Your task =>
Write out, precisely and in full, each line of the material.

Data entries =>

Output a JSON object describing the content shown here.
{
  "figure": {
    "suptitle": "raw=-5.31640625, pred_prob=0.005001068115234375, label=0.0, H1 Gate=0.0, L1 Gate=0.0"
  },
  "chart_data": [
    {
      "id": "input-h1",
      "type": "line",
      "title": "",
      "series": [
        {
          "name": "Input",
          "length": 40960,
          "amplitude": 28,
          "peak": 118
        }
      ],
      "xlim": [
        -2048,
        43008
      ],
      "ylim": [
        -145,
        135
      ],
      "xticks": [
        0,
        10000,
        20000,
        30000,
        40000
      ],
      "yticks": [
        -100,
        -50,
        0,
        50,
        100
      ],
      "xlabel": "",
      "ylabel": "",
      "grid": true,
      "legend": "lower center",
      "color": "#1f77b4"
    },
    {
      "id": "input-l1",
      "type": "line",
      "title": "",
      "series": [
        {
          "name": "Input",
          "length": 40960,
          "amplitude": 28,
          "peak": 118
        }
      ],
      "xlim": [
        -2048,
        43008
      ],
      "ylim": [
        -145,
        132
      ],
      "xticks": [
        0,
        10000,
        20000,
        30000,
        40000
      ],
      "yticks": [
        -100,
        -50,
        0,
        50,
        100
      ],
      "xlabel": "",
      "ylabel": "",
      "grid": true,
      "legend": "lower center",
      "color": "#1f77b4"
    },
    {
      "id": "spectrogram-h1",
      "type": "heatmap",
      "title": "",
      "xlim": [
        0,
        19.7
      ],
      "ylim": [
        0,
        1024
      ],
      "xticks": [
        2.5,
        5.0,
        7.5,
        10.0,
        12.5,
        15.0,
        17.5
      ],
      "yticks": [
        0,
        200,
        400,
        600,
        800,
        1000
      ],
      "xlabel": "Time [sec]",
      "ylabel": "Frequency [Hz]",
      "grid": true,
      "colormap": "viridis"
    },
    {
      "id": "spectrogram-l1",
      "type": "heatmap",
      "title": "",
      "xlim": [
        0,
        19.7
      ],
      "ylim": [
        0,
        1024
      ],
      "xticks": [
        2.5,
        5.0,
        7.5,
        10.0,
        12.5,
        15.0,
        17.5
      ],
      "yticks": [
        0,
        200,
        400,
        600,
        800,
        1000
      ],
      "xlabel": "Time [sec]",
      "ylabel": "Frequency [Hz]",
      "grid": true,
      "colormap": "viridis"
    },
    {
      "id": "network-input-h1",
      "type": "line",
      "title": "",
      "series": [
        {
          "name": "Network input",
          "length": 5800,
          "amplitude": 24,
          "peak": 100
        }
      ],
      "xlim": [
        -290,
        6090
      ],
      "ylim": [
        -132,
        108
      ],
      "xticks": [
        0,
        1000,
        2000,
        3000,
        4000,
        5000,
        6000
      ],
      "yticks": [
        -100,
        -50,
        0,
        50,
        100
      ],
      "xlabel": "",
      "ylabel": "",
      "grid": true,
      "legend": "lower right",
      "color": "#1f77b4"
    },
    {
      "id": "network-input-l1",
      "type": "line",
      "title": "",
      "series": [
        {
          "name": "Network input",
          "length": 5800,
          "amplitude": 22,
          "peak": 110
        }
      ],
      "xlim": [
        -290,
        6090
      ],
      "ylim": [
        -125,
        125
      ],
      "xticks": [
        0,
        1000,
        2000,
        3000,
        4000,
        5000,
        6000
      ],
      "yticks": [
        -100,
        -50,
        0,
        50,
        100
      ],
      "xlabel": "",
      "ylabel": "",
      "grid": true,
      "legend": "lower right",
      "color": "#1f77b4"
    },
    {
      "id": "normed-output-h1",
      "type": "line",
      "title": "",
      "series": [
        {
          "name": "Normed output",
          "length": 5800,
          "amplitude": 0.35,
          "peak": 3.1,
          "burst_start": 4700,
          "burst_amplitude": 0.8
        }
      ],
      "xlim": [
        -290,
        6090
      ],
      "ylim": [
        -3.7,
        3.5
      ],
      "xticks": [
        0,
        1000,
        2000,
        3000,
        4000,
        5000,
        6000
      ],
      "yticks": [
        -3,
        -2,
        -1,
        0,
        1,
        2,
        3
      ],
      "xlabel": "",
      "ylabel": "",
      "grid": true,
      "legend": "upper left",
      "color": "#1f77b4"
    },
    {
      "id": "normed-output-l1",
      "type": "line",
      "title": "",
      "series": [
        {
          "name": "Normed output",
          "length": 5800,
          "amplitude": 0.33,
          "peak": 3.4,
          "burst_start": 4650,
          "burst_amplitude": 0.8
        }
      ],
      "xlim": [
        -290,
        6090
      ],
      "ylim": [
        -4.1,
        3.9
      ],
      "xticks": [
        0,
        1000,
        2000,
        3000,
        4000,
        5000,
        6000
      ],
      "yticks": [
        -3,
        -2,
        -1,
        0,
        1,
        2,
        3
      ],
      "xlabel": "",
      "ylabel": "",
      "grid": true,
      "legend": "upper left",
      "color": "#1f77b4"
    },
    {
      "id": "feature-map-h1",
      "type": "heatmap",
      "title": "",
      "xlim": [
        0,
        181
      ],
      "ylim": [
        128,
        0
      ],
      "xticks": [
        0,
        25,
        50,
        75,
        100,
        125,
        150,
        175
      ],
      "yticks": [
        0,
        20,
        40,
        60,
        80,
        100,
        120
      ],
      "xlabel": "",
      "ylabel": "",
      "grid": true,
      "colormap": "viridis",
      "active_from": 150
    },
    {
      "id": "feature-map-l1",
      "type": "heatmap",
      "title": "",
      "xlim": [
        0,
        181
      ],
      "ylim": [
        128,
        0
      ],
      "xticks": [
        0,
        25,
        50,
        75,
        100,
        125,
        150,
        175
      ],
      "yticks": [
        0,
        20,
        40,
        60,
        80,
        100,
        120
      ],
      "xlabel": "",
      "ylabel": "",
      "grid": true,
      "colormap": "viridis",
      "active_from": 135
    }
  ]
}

Written solution =>
Output a JSON object describing the content shown here.
{
  "figure": {
    "suptitle": "raw=-5.31640625, pred_prob=0.005001068115234375, label=0.0, H1 Gate=0.0, L1 Gate=0.0"
  },
  "chart_data": [
    {
      "id": "input-h1",
      "type": "line",
      "title": "",
      "series": [
        {
          "name": "Input",
          "length": 40960,
          "amplitude": 28,
          "peak": 118
        }
      ],
      "xlim": [
        -2048,
        43008
      ],
      "ylim": [
        -145,
        135
      ],
      "xticks": [
        0,
        10000,
        20000,
        30000,
        40000
      ],
      "yticks": [
        -100,
        -50,
        0,
        50,
        100
      ],
      "xlabel": "",
      "ylabel": "",
      "grid": true,
      "legend": "lower center",
      "color": "#1f77b4"
    },
    {
      "id": "input-l1",
      "type": "line",
      "title": "",
      "series": [
        {
          "name": "Input",
          "length": 40960,
          "amplitude": 28,
          "peak": 118
        }
      ],
      "xlim": [
        -2048,
        43008
      ],
      "ylim": [
        -145,
        132
      ],
      "xticks": [
        0,
        10000,
        20000,
        30000,
        40000
      ],
      "yticks": [
        -100,
        -50,
        0,
        50,
        100
      ],
      "xlabel": "",
      "ylabel": "",
      "grid": true,
      "legend": "lower center",
      "color": "#1f77b4"
    },
    {
      "id": "spectrogram-h1",
      "type": "heatmap",
      "title": "",
      "xlim": [
        0,
        19.7
      ],
      "ylim": [
        0,
        1024
      ],
      "xticks": [
        2.5,
        5.0,
        7.5,
        10.0,
        12.5,
        15.0,
        17.5
      ],
      "yticks": [
        0,
        200,
        400,
        600,
        800,
        1000
      ],
      "xlabel": "Time [sec]",
      "ylabel": "Frequency [Hz]",
      "grid": true,
      "colormap": "viridis"
    },
    {
      "id": "spectrogram-l1",
      "type": "heatmap",
      "title": "",
      "xlim": [
        0,
        19.7
      ],
      "ylim": [
        0,
        1024
      ],
      "xticks": [
        2.5,
        5.0,
        7.5,
        10.0,
        12.5,
        15.0,
        17.5
      ],
      "yticks": [
        0,
        200,
        400,
        600,
        800,
        1000
      ],
      "xlabel": "Time [sec]",
      "ylabel": "Frequency [Hz]",
      "grid": true,
      "colormap": "viridis"
    },
    {
      "id": "network-input-h1",
      "type": "line",
      "title": "",
      "series": [
        {
          "name": "Network input",
          "length": 5800,
          "amplitude": 24,
          "peak": 100
        }
      ],
      "xlim": [
        -290,
        6090
      ],
      "ylim": [
        -132,
        108
      ],
      "xticks": [
        0,
        1000,
        2000,
        3000,
        4000,
        5000,
        6000
      ],
      "yticks": [
        -100,
        -50,
        0,
        50,
        100
      ],
      "xlabel": "",
      "ylabel": "",
      "grid": true,
      "legend": "lower right",
      "color": "#1f77b4"
    },
    {
      "id": "network-input-l1",
      "type": "line",
      "title": "",
      "series": [
        {
          "name": "Network input",
          "length": 5800,
          "amplitude": 22,
          "peak": 110
        }
      ],
      "xlim": [
        -290,
        6090
      ],
      "ylim": [
        -125,
        125
      ],
      "xticks": [
        0,
        1000,
        2000,
        3000,
        4000,
        5000,
        6000
      ],
      "yticks": [
        -100,
        -50,
        0,
        50,
        100
      ],
      "xlabel": "",
      "ylabel": "",
      "grid": true,
      "legend": "lower right",
      "color": "#1f77b4"
    },
    {
      "id": "normed-output-h1",
      "type": "line",
      "title": "",
      "series": [
        {
          "name": "Normed output",
          "length": 5800,
          "amplitude": 0.35,
          "peak": 3.1,
          "burst_start": 4700,
          "burst_amplitude": 0.8
        }
      ],
      "xlim": [
        -290,
        6090
      ],
      "ylim": [
        -3.7,
        3.5
      ],
      "xticks": [
        0,
        1000,
        2000,
        3000,
        4000,
        5000,
        6000
      ],
      "yticks": [
        -3,
        -2,
        -1,
        0,
        1,
        2,
        3
      ],
      "xlabel": "",
      "ylabel": "",
      "grid": true,
      "legend": "upper left",
      "color": "#1f77b4"
    },
    {
      "id": "normed-output-l1",
      "type": "line",
      "title": "",
      "series": [
        {
          "name": "Normed output",
          "length": 5800,
          "amplitude": 0.33,
          "peak": 3.4,
          "burst_start": 4650,
          "burst_amplitude": 0.8
        }
      ],
      "xlim": [
        -290,
        6090
      ],
      "ylim": [
        -4.1,
        3.9
      ],
      "xticks": [
        0,
        1000,
        2000,
        3000,
        4000,
        5000,
        6000
      ],
      "yticks": [
        -3,
        -2,
        -1,
        0,
        1,
        2,
        3
      ],
      "xlabel": "",
      "ylabel": "",
      "grid": true,
      "legend": "upper left",
      "color": "#1f77b4"
    },
    {
      "id": "feature-map-h1",
      "type": "heatmap",
      "title": "",
      "xlim": [
        0,
        181
      ],
      "ylim": [
        128,
        0
      ],
      "xticks": [
        0,
        25,
        50,
        75,
        100,
        125,
        150,
        175
      ],
      "yticks": [
        0,
        20,
        40,
        60,
        80,
        100,
        120
      ],
      "xlabel": "",
      "ylabel": "",
      "grid": true,
      "colormap": "viridis",
      "active_from": 150
    },
    {
      "id": "feature-map-l1",
      "type": "heatmap",
      "title": "",
      "xlim": [
        0,
        181
      ],
      "ylim": [
        128,
        0
      ],
      "xticks": [
        0,
        25,
        50,
        75,
        100,
        125,
        150,
        175
      ],
      "yticks": [
        0,
        20,
        40,
        60,
        80,
        100,
        120
      ],
      "xlabel": "",
      "ylabel": "",
      "grid": true,
      "colormap": "viridis",
      "active_from": 135
    }
  ]
}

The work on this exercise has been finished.